A block of data:
>> begin
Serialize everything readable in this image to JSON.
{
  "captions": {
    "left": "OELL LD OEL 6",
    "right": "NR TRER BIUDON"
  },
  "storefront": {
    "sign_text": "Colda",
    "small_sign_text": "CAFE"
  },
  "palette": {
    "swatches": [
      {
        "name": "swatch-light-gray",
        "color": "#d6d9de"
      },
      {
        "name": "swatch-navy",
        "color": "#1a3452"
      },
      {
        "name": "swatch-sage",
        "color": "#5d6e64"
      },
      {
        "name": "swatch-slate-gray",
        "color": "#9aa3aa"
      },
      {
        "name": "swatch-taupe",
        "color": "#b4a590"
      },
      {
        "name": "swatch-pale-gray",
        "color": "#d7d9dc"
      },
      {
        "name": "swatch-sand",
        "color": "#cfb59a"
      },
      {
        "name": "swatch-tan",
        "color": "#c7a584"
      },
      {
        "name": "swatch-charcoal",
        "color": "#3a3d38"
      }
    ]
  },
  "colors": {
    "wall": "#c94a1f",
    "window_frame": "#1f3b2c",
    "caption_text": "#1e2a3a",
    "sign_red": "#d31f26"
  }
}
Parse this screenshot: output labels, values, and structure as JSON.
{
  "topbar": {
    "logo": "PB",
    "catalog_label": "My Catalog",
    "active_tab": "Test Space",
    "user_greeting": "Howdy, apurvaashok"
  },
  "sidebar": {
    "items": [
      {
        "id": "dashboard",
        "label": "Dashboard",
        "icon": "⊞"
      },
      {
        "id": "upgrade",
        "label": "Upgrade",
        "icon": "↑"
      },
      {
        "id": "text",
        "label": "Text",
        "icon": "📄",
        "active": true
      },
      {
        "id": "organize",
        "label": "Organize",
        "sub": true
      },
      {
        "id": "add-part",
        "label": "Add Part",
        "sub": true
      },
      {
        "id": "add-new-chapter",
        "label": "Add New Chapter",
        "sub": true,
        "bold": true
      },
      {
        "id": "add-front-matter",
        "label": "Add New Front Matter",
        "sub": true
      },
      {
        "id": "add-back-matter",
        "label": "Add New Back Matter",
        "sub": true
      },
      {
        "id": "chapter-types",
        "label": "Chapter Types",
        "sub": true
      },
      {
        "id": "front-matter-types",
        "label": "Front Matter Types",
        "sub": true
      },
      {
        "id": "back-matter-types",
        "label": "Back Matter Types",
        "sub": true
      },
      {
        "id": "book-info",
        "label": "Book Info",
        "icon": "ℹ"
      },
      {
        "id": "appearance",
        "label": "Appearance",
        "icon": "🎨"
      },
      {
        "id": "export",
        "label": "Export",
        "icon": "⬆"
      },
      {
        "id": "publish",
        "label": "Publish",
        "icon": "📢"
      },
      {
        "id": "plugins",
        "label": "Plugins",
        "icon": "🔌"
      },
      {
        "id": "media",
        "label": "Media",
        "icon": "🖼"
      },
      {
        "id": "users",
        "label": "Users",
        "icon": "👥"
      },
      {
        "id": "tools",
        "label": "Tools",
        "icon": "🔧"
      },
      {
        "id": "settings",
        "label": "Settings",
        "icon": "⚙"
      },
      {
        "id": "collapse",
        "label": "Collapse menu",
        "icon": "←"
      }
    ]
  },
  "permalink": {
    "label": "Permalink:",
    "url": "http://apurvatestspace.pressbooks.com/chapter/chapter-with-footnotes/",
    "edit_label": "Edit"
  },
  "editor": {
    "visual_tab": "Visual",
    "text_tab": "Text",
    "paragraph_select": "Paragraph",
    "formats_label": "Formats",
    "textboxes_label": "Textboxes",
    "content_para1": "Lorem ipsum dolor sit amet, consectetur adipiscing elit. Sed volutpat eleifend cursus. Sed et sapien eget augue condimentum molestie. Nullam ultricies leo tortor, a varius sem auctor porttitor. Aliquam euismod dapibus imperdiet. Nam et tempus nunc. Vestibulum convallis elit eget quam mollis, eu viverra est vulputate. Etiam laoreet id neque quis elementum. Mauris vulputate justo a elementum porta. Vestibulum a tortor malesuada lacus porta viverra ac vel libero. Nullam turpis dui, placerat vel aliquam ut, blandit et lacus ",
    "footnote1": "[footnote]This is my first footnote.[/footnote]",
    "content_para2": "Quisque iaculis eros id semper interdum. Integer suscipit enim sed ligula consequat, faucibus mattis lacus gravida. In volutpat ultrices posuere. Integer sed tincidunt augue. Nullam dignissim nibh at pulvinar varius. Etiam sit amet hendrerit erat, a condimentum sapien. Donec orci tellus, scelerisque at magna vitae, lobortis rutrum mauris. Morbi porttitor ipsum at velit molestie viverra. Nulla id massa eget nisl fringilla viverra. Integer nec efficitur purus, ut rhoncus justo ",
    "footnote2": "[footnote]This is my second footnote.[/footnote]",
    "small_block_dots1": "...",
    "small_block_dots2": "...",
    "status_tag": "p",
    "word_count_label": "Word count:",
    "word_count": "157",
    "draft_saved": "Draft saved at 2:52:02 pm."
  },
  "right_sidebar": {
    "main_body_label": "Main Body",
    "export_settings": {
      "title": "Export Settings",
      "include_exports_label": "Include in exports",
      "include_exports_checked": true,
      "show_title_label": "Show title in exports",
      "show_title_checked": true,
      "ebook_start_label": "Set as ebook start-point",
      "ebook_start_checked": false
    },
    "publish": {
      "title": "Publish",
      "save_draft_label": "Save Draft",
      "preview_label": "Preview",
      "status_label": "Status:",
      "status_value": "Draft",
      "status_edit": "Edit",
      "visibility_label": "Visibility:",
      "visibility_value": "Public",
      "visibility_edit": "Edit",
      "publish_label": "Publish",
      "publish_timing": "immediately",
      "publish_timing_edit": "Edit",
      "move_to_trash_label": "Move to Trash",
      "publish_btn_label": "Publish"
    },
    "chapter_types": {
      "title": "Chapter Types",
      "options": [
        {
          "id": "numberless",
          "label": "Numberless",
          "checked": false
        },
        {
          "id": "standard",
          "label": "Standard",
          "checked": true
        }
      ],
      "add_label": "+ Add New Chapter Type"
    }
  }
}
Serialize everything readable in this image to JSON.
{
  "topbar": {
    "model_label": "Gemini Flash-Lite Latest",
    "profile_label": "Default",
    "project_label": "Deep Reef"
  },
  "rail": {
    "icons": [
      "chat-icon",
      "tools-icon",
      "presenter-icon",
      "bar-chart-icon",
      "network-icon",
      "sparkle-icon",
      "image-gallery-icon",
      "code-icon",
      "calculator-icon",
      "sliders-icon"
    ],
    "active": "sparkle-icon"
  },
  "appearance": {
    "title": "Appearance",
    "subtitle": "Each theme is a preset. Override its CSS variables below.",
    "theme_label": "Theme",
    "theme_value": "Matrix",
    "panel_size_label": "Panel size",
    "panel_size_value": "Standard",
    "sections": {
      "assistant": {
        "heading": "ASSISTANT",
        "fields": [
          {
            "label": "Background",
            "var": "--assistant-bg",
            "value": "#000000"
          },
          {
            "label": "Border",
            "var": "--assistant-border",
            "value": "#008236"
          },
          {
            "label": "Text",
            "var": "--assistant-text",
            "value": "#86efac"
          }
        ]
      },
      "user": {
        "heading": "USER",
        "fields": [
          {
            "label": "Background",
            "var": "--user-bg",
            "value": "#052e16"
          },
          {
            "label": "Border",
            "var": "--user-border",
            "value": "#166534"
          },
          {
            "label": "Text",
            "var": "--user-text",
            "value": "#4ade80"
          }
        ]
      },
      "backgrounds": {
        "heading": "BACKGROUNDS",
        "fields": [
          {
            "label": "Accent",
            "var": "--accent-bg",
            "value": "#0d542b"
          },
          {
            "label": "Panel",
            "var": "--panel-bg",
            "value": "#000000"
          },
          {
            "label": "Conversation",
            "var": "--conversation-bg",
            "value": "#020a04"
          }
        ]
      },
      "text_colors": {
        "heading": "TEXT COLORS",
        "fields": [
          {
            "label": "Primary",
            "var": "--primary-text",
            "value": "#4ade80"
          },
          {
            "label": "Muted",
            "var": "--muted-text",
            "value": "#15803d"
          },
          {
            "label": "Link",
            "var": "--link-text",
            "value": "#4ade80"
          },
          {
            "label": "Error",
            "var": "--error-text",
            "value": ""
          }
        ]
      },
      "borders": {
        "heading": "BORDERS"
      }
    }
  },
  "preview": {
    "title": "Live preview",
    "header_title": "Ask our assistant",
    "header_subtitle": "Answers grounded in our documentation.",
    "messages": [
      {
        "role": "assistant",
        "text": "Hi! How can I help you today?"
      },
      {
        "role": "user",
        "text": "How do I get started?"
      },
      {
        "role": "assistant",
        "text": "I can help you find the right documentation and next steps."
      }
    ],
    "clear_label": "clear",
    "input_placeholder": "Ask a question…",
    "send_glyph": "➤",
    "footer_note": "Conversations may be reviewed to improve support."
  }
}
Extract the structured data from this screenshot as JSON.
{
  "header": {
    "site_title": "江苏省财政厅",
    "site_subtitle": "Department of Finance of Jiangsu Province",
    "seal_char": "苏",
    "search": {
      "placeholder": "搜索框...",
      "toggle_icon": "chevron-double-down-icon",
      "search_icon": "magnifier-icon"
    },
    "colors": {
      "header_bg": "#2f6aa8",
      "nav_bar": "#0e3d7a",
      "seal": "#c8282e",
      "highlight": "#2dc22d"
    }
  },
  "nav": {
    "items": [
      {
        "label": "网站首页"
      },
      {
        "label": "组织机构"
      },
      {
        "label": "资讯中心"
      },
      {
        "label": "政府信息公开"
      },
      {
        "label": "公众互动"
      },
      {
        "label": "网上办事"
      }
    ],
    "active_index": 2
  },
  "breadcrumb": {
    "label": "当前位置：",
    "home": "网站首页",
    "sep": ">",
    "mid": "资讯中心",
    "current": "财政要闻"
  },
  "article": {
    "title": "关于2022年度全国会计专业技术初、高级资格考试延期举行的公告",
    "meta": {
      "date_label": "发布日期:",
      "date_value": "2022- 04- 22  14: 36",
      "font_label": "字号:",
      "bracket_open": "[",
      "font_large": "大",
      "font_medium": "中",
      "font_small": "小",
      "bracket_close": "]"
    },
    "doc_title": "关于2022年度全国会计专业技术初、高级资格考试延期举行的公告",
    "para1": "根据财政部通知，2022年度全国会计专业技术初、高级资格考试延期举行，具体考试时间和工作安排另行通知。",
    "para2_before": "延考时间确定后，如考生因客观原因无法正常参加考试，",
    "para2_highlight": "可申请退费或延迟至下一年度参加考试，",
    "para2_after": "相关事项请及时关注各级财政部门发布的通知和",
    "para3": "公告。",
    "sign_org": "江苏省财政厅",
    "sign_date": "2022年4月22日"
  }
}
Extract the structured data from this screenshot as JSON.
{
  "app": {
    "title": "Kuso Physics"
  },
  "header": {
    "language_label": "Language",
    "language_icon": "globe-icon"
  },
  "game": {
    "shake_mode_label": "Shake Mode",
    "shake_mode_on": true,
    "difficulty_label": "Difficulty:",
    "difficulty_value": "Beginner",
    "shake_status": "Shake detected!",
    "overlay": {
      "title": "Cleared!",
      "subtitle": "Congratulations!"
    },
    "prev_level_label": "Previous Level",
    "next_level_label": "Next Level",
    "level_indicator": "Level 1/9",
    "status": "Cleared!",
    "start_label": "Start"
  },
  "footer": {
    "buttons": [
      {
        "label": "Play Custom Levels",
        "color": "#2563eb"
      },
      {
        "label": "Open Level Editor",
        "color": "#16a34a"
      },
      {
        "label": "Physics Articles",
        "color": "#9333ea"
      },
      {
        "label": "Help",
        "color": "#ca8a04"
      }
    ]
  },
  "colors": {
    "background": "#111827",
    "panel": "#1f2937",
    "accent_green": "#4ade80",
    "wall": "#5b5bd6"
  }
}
>> end
WORK INSTRUCTIONS: How many of the lines above include the string "heading"? Reply with the number by itself.

OUTPUT: 5